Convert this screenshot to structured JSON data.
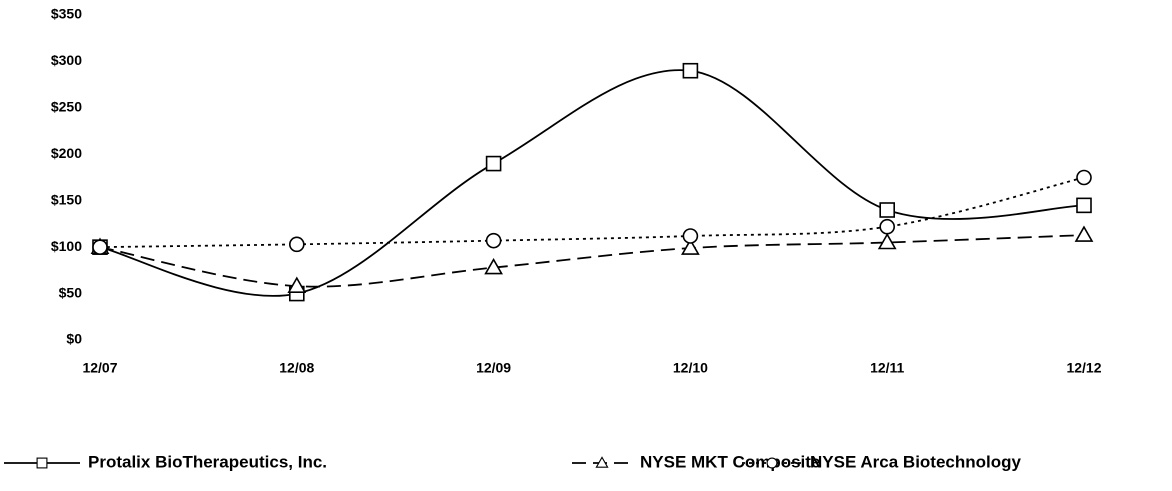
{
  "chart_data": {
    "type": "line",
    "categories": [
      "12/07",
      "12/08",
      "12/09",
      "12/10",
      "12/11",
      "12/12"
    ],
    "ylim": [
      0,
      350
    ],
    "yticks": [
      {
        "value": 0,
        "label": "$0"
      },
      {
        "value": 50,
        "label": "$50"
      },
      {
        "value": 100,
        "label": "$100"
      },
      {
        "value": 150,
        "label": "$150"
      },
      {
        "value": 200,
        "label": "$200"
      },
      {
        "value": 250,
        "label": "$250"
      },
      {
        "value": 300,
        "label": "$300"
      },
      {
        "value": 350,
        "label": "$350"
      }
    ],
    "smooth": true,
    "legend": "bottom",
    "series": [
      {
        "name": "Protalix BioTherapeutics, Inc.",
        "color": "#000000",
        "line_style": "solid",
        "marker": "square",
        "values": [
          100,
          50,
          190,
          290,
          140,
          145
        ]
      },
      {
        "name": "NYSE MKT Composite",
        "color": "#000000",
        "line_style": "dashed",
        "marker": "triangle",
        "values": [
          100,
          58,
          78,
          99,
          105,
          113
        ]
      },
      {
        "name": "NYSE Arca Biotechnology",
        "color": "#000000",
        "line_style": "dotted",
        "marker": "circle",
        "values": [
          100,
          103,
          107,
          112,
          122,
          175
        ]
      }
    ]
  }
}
= = = = =
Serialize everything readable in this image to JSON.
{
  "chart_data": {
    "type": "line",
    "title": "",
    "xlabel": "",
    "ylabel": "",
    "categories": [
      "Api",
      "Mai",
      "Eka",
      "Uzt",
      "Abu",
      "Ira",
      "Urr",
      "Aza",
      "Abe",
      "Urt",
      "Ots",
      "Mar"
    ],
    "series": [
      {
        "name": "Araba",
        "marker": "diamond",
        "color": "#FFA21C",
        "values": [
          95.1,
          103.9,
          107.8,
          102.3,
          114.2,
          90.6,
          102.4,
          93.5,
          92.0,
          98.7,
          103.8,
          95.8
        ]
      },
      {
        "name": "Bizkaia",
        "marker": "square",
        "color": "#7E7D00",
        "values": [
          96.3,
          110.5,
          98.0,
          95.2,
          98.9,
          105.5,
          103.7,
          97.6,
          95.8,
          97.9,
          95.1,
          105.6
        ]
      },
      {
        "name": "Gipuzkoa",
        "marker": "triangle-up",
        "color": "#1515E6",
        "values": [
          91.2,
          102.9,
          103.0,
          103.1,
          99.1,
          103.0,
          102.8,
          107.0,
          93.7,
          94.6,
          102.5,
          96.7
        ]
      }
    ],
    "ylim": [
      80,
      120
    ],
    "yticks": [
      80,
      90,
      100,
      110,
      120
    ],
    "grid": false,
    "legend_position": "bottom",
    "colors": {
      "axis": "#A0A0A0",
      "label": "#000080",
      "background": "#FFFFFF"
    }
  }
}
= = = = =
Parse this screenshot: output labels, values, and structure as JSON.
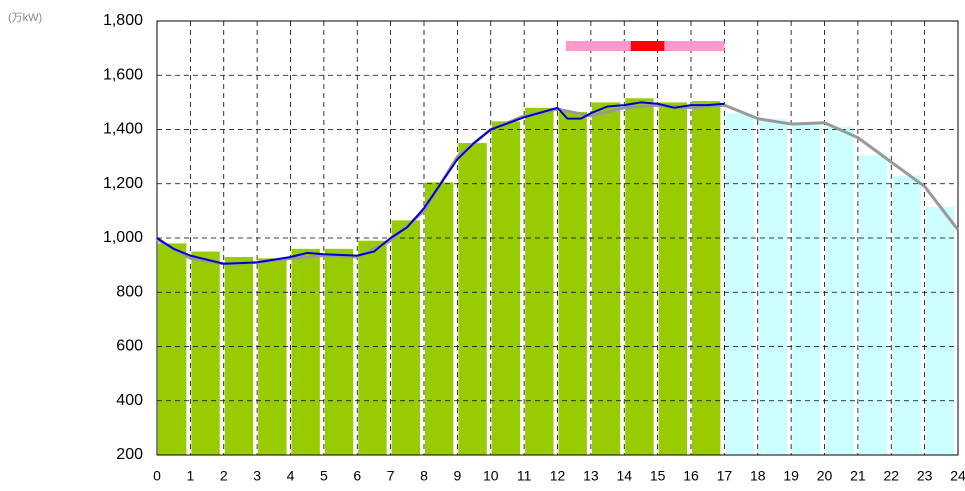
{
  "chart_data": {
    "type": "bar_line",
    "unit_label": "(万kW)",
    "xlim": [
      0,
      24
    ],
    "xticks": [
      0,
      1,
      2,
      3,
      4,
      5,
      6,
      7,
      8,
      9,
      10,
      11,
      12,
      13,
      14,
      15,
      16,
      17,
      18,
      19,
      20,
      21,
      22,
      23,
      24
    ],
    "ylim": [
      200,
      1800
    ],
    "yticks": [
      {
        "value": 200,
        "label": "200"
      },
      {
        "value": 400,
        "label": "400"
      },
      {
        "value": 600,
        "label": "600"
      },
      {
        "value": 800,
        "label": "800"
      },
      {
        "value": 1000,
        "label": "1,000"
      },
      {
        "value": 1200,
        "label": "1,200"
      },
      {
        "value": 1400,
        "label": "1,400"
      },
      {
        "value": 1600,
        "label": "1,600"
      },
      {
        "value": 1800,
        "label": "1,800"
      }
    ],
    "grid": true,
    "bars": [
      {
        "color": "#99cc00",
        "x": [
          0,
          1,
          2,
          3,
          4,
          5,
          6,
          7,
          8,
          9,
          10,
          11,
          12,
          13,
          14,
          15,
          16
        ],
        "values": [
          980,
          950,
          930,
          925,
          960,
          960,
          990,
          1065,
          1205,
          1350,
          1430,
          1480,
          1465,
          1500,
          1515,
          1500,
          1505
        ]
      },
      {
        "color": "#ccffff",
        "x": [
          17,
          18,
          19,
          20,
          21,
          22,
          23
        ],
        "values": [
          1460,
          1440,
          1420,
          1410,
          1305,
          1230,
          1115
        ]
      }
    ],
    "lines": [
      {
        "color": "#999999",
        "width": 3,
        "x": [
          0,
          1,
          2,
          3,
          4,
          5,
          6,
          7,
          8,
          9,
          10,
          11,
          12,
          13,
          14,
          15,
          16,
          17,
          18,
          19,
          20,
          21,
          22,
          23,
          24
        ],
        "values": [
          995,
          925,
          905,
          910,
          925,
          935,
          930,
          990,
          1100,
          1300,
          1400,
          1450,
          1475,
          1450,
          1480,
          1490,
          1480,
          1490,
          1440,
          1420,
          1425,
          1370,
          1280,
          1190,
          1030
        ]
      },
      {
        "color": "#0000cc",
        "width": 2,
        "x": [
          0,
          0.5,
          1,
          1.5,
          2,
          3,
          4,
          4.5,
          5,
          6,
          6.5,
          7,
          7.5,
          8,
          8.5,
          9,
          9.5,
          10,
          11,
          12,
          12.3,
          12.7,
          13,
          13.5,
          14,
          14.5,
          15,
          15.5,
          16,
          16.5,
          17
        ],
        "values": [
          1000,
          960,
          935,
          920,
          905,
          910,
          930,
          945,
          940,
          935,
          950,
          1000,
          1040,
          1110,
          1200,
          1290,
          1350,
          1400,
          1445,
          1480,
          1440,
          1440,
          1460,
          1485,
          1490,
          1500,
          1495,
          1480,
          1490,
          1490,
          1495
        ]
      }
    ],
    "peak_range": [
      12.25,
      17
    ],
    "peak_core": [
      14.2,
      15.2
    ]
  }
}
= = = = =
Copy every line above that holds the word "JSON".

* [Response to the task]:
Convert this screenshot to structured JSON data.
Serialize everything readable in this image to JSON.
Parse this screenshot: output labels, values, and structure as JSON.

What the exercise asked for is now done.